### Data records
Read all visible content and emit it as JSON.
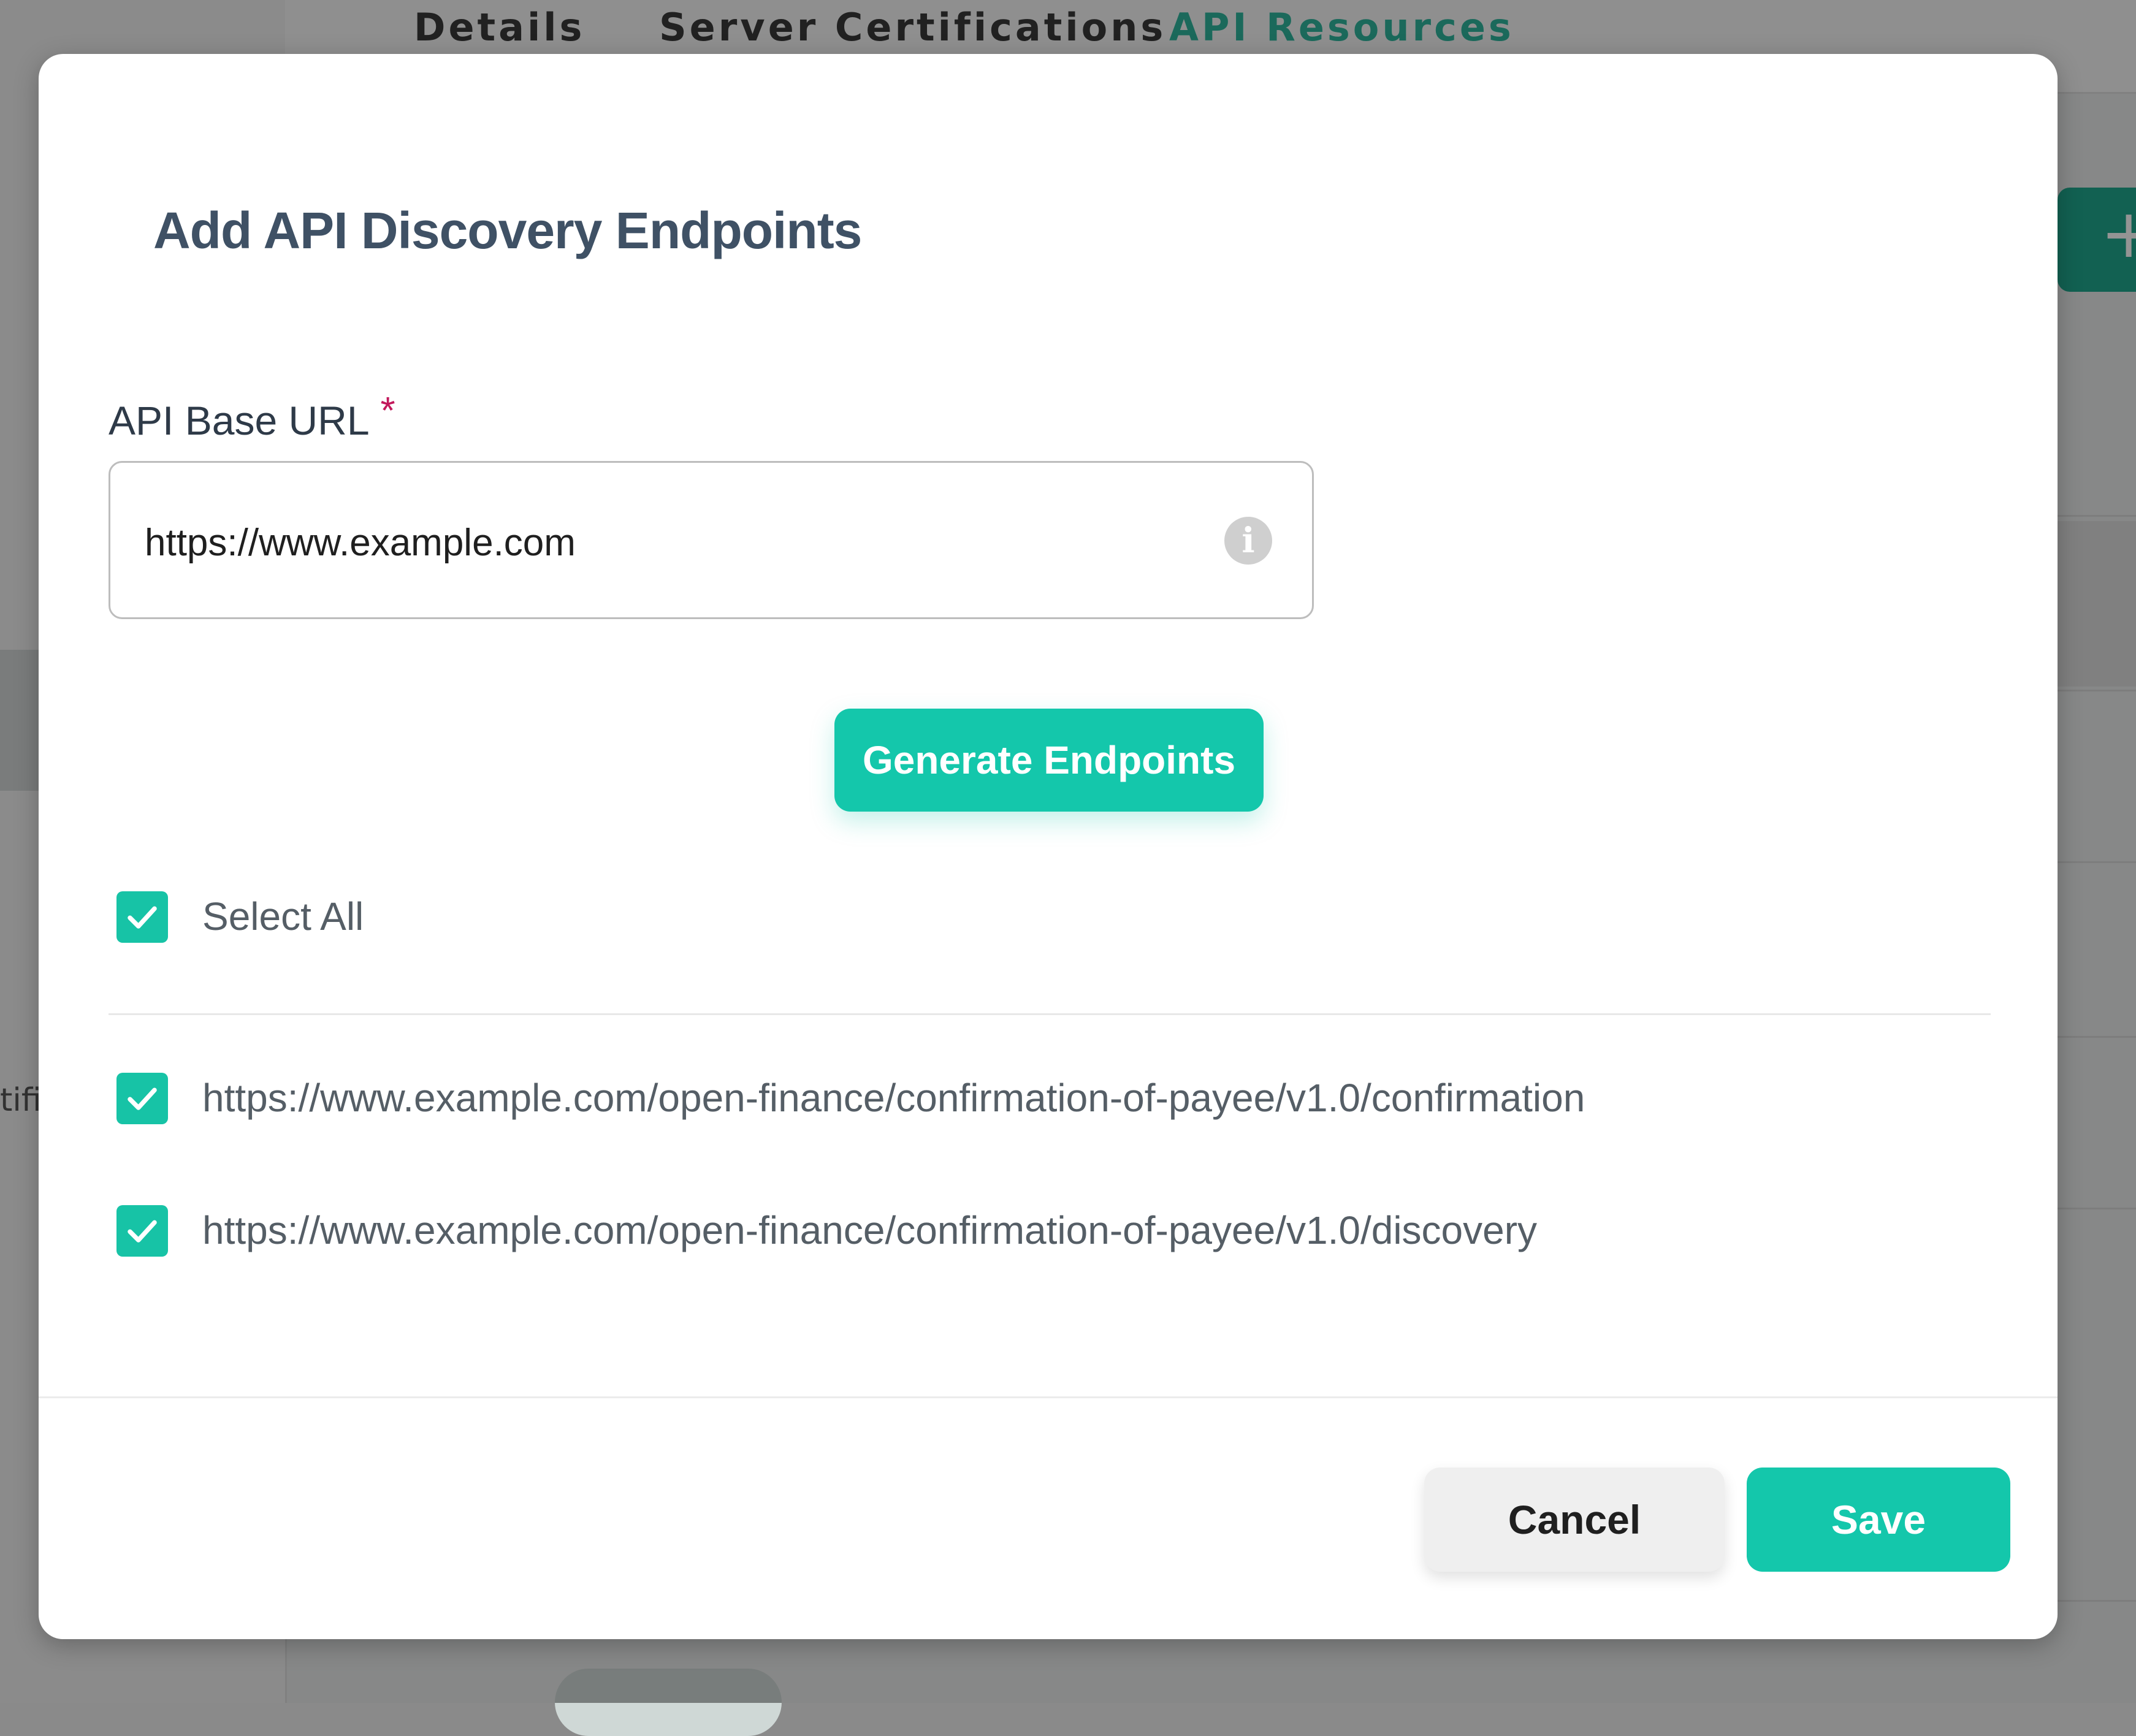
{
  "background": {
    "tabs": [
      {
        "label": "Details",
        "active": false
      },
      {
        "label": "Server Certifications",
        "active": false
      },
      {
        "label": "API Resources",
        "active": true
      }
    ],
    "sidebar_fragment": "tifi",
    "add_button_icon": "plus-icon"
  },
  "modal": {
    "title": "Add API Discovery Endpoints",
    "url_field": {
      "label": "API Base URL",
      "required_marker": "*",
      "value": "https://www.example.com",
      "icon": "info-icon"
    },
    "generate_label": "Generate Endpoints",
    "select_all": {
      "label": "Select All",
      "checked": true
    },
    "endpoints": [
      {
        "url": "https://www.example.com/open-finance/confirmation-of-payee/v1.0/confirmation",
        "checked": true
      },
      {
        "url": "https://www.example.com/open-finance/confirmation-of-payee/v1.0/discovery",
        "checked": true
      }
    ],
    "cancel_label": "Cancel",
    "save_label": "Save"
  },
  "colors": {
    "accent": "#14c7ab",
    "title": "#3f5165",
    "required": "#c2185b",
    "active_tab": "#2fb59e"
  }
}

### Task statement
Each line of the material must be retyped exactly, except that images are omitted.

### Response below
Read all visible content and emit it as JSON.
{
  "background": {
    "tabs": [
      {
        "label": "Details",
        "active": false
      },
      {
        "label": "Server Certifications",
        "active": false
      },
      {
        "label": "API Resources",
        "active": true
      }
    ],
    "sidebar_fragment": "tifi",
    "add_button_icon": "plus-icon"
  },
  "modal": {
    "title": "Add API Discovery Endpoints",
    "url_field": {
      "label": "API Base URL",
      "required_marker": "*",
      "value": "https://www.example.com",
      "icon": "info-icon"
    },
    "generate_label": "Generate Endpoints",
    "select_all": {
      "label": "Select All",
      "checked": true
    },
    "endpoints": [
      {
        "url": "https://www.example.com/open-finance/confirmation-of-payee/v1.0/confirmation",
        "checked": true
      },
      {
        "url": "https://www.example.com/open-finance/confirmation-of-payee/v1.0/discovery",
        "checked": true
      }
    ],
    "cancel_label": "Cancel",
    "save_label": "Save"
  },
  "colors": {
    "accent": "#14c7ab",
    "title": "#3f5165",
    "required": "#c2185b",
    "active_tab": "#2fb59e"
  }
}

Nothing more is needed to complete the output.